• [Exercise prompt]
List each line of the data in which the string "absence" appears.
--- Start Data excerpts ---
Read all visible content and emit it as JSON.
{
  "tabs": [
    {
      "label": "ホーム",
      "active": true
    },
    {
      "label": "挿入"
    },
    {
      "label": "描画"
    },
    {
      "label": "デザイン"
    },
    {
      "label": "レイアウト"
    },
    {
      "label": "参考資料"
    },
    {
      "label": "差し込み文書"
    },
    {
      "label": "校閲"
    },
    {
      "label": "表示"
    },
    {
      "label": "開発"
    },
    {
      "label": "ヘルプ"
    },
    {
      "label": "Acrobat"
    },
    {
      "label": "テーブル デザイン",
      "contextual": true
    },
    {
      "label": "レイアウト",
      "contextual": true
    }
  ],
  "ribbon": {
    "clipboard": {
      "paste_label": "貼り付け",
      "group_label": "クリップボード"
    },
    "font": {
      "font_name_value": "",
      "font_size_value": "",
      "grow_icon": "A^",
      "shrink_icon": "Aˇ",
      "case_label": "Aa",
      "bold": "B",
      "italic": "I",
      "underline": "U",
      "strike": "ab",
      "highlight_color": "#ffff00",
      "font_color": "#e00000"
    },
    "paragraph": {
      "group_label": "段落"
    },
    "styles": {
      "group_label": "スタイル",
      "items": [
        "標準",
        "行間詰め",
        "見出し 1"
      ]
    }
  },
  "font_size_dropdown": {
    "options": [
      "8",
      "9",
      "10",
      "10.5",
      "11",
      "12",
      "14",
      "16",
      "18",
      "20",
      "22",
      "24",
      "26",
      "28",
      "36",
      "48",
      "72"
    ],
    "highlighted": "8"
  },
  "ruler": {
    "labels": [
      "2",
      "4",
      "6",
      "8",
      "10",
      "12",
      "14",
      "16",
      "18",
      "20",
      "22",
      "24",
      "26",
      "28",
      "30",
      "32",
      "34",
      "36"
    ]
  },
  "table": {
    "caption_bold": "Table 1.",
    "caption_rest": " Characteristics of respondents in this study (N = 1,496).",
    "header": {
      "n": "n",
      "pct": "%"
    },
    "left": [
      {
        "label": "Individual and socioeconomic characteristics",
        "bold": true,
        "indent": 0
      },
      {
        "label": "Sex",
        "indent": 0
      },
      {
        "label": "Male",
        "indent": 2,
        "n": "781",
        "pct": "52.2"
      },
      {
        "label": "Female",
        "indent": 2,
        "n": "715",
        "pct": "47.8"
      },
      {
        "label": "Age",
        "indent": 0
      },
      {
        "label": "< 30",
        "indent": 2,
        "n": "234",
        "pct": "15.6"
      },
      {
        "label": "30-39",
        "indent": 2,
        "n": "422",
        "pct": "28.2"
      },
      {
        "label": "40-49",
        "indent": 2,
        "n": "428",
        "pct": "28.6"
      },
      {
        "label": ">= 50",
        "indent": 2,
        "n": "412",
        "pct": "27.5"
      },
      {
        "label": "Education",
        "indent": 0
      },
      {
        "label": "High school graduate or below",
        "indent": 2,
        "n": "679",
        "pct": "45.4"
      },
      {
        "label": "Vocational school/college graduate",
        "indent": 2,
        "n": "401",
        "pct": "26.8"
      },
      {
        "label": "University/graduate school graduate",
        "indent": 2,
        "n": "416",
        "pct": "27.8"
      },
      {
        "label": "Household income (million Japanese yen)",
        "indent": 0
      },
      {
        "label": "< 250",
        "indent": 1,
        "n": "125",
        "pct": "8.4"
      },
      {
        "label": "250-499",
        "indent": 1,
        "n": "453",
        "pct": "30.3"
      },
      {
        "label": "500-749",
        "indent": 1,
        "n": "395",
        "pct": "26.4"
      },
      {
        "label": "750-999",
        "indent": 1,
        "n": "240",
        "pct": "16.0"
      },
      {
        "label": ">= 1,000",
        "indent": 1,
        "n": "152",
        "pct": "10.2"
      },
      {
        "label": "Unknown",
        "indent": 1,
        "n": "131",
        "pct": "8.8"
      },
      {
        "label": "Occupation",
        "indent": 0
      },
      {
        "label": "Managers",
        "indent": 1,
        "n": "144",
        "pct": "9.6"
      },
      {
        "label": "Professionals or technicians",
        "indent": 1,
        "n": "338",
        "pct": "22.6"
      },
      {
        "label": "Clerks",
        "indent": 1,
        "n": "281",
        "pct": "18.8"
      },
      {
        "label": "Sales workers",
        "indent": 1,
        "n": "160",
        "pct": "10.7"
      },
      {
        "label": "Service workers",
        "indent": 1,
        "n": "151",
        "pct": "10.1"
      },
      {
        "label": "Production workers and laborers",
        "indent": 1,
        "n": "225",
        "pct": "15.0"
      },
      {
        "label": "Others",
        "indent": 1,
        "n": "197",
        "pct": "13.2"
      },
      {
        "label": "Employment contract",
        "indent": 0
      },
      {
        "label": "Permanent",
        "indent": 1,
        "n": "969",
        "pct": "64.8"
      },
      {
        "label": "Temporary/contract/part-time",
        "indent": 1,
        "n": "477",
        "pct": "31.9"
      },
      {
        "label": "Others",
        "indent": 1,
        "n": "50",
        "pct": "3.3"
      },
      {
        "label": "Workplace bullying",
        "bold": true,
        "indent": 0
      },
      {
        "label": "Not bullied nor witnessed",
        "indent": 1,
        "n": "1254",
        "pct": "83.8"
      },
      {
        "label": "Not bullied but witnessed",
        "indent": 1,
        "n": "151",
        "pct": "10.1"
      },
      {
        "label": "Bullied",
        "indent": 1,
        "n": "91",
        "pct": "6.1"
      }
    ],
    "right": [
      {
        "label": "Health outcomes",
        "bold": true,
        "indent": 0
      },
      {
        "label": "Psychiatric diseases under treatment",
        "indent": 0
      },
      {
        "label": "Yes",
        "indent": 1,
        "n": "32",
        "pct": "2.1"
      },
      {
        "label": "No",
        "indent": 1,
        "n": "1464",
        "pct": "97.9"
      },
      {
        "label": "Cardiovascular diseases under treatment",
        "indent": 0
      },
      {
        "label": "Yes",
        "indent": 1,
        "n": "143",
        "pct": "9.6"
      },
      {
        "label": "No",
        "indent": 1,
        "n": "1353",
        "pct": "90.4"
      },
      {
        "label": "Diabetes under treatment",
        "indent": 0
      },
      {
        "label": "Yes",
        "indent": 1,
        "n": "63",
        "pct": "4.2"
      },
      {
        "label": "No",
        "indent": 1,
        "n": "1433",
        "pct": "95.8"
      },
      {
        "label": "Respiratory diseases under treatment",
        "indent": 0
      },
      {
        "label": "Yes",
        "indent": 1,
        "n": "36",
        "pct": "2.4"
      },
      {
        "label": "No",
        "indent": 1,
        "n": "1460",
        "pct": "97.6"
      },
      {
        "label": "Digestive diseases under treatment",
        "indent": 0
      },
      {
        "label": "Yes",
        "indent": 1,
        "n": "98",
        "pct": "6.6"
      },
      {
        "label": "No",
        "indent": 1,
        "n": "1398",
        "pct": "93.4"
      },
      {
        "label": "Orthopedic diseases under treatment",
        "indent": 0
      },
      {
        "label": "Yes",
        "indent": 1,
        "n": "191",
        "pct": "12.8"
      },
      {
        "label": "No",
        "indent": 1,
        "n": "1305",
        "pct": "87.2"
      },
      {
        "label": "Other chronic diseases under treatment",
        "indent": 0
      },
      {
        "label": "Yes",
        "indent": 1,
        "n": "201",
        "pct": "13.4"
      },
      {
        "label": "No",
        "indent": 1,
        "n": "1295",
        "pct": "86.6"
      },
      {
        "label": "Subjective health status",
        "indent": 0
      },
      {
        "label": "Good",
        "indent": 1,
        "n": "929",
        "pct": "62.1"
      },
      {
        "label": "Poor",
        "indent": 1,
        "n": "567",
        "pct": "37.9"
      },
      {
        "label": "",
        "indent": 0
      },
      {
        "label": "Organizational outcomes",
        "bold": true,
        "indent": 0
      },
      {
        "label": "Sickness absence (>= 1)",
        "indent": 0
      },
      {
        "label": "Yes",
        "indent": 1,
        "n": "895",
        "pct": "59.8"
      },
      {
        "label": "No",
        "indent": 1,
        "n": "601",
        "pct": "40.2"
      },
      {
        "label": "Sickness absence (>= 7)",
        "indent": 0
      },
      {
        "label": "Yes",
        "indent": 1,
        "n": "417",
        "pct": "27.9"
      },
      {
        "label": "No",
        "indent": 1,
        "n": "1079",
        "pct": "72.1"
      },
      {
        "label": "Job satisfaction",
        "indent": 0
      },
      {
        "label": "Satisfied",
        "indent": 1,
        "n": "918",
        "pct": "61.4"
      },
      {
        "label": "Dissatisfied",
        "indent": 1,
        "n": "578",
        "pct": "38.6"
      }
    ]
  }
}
--- End Data excerpts ---
• [Answer below]
        "label": "Sickness absence (>= 1)",
        "label": "Sickness absence (>= 7)",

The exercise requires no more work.